| Task statement |
Return the count of lines that mention "الاستحقاق", with no other words.

## Begin Material for this task

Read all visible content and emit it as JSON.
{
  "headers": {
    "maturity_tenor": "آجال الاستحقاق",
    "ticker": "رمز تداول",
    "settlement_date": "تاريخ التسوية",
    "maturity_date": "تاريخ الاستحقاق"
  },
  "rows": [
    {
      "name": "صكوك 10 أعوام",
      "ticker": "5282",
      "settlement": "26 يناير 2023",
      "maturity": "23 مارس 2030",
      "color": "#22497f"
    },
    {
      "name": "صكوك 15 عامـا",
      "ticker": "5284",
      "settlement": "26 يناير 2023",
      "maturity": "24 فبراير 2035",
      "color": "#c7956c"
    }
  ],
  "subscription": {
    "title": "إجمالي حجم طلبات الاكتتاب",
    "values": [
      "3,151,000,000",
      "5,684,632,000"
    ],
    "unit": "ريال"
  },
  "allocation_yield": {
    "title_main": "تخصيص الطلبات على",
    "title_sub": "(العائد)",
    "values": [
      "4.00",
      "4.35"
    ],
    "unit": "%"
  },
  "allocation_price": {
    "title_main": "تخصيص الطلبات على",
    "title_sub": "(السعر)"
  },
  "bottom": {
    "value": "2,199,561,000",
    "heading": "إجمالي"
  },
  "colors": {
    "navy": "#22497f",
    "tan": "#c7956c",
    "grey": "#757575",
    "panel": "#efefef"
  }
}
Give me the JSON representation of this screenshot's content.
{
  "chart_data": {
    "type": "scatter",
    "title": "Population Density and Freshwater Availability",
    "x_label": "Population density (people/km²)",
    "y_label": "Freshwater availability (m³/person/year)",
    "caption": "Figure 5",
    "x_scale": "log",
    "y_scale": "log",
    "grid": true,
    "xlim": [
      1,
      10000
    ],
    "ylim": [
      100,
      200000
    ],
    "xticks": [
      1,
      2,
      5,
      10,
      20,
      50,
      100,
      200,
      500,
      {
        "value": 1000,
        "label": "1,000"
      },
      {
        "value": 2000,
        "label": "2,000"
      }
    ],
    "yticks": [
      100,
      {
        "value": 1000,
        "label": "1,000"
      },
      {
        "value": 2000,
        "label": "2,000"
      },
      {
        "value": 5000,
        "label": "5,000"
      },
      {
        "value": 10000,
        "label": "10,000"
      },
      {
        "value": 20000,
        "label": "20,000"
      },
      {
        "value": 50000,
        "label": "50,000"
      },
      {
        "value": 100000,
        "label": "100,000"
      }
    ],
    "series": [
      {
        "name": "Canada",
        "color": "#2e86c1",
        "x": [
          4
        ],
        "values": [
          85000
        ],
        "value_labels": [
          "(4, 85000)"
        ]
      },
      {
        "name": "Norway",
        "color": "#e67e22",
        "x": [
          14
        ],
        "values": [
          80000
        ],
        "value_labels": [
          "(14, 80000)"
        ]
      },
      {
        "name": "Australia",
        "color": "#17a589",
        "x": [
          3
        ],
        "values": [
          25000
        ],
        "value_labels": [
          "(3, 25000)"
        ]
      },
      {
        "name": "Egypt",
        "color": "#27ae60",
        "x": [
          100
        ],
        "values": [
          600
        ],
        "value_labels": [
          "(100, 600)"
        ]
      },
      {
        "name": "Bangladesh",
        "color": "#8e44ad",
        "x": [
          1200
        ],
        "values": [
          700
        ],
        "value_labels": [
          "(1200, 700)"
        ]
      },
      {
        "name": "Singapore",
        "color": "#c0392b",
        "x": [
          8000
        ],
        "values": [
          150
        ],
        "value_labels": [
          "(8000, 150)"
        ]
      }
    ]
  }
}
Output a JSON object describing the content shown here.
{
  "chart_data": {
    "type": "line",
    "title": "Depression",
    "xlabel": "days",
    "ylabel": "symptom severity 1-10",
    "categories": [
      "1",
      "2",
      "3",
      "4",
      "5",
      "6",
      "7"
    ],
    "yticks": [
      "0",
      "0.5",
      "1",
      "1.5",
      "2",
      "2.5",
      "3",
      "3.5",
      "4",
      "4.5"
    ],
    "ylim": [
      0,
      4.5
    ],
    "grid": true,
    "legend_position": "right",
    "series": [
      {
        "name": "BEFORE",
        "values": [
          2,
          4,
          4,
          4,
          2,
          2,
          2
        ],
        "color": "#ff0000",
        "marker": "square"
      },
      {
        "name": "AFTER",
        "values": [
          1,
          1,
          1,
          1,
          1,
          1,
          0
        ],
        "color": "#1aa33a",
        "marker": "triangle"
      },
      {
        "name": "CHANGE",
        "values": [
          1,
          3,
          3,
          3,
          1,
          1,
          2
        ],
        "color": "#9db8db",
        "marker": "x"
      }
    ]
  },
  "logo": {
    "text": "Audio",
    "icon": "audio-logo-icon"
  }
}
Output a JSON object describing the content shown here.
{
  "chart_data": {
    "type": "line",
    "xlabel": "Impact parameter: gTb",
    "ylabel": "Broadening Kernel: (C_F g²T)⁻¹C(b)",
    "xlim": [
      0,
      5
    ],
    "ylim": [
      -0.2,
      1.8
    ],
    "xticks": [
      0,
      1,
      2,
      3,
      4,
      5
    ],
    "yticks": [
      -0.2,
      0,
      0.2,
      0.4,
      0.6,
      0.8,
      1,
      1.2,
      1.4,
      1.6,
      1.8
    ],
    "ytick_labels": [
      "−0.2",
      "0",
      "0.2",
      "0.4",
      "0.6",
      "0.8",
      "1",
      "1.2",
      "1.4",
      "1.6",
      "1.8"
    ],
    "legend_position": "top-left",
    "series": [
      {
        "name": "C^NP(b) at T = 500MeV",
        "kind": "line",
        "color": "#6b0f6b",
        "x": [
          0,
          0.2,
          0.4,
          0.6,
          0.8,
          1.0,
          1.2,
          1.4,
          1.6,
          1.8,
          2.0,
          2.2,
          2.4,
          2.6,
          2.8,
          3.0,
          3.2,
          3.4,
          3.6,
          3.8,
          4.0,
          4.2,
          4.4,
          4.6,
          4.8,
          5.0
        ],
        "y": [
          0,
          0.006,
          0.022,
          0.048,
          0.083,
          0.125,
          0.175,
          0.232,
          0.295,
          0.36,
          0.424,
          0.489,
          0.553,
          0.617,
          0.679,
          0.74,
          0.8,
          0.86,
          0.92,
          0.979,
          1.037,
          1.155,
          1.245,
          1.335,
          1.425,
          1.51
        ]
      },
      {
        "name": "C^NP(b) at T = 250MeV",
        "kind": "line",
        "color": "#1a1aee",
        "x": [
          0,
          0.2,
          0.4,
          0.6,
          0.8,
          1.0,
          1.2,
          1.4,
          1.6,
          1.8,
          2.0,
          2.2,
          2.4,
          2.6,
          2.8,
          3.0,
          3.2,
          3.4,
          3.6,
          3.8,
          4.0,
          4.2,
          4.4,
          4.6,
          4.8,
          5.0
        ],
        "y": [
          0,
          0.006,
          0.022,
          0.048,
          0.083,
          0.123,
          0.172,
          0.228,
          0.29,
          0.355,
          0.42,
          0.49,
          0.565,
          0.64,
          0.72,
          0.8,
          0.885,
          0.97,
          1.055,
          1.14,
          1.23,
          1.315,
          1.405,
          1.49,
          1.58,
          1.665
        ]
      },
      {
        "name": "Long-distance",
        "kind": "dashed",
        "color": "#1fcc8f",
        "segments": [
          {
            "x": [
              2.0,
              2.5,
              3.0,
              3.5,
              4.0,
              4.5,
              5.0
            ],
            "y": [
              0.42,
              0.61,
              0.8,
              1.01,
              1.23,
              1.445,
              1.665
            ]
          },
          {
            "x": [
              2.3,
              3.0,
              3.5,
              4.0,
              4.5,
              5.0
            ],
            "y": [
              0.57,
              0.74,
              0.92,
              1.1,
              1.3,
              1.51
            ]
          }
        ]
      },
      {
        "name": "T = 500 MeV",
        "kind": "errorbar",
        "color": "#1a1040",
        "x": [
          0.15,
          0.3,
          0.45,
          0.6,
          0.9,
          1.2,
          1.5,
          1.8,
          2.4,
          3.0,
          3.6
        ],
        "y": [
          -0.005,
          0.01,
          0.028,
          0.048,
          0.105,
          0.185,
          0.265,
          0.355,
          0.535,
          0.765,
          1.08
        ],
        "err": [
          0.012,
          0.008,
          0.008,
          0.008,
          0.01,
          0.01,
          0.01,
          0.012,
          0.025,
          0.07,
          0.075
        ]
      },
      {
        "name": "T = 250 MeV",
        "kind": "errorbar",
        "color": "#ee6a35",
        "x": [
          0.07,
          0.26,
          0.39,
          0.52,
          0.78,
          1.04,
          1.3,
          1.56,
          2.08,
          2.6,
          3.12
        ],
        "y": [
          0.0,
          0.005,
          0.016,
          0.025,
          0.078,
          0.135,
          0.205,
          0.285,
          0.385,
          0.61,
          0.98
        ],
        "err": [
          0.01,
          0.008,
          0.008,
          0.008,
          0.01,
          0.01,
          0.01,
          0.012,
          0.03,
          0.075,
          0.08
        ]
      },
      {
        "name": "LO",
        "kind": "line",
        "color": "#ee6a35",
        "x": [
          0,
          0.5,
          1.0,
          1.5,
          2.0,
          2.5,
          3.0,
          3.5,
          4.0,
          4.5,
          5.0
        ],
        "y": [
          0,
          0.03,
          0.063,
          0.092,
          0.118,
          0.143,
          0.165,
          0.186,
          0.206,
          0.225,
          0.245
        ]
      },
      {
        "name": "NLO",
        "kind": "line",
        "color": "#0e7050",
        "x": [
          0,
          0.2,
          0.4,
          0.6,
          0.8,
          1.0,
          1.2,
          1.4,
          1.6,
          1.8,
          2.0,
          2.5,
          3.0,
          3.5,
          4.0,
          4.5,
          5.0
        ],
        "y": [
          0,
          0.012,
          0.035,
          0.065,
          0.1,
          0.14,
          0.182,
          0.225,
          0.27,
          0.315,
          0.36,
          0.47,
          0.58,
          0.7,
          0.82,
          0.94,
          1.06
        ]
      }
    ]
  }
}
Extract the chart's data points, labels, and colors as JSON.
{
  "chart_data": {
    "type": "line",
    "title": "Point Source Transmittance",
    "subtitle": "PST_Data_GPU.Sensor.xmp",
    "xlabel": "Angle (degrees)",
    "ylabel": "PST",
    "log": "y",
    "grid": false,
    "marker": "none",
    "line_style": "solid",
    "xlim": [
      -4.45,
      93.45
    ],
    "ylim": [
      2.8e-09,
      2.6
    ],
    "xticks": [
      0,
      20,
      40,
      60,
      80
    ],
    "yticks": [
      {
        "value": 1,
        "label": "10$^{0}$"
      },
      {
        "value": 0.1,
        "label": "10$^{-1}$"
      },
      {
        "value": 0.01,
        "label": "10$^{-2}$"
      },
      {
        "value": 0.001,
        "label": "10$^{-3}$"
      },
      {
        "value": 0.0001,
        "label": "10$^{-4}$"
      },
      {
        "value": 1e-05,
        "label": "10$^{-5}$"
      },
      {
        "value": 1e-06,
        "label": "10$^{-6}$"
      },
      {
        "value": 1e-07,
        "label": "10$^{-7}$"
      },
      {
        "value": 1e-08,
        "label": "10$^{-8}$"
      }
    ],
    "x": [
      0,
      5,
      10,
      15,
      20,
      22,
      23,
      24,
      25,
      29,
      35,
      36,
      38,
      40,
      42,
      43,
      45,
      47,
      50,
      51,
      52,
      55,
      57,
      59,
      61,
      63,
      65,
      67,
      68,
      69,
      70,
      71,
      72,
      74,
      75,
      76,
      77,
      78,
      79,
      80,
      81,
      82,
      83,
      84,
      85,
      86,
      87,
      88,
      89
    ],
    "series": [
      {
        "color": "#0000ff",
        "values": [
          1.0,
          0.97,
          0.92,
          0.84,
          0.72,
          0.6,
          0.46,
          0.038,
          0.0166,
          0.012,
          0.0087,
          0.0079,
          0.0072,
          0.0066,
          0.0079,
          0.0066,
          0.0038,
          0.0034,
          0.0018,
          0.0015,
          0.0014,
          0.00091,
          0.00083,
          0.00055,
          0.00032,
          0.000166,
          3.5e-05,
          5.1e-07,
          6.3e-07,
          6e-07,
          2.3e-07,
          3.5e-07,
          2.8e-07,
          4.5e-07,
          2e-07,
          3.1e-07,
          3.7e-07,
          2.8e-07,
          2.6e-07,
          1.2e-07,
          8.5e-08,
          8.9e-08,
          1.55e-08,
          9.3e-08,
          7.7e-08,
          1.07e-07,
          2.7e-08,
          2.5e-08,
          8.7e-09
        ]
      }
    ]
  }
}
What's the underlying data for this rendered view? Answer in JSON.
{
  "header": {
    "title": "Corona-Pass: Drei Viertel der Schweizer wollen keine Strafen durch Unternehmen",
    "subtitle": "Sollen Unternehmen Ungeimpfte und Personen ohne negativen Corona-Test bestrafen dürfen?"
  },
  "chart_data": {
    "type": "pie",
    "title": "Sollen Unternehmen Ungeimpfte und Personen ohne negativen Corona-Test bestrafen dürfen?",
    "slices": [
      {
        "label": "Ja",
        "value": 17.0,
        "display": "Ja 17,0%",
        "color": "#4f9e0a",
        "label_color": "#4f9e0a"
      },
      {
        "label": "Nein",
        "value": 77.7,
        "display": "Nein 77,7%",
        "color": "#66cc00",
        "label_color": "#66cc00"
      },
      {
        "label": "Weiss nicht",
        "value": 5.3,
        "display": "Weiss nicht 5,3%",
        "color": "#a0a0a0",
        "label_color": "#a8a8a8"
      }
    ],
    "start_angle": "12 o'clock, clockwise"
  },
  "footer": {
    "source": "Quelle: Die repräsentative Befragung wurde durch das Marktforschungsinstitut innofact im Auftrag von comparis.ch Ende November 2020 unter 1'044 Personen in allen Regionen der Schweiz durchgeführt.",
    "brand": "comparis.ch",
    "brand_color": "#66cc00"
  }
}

## End Material for this task

| Response for this exercise |
2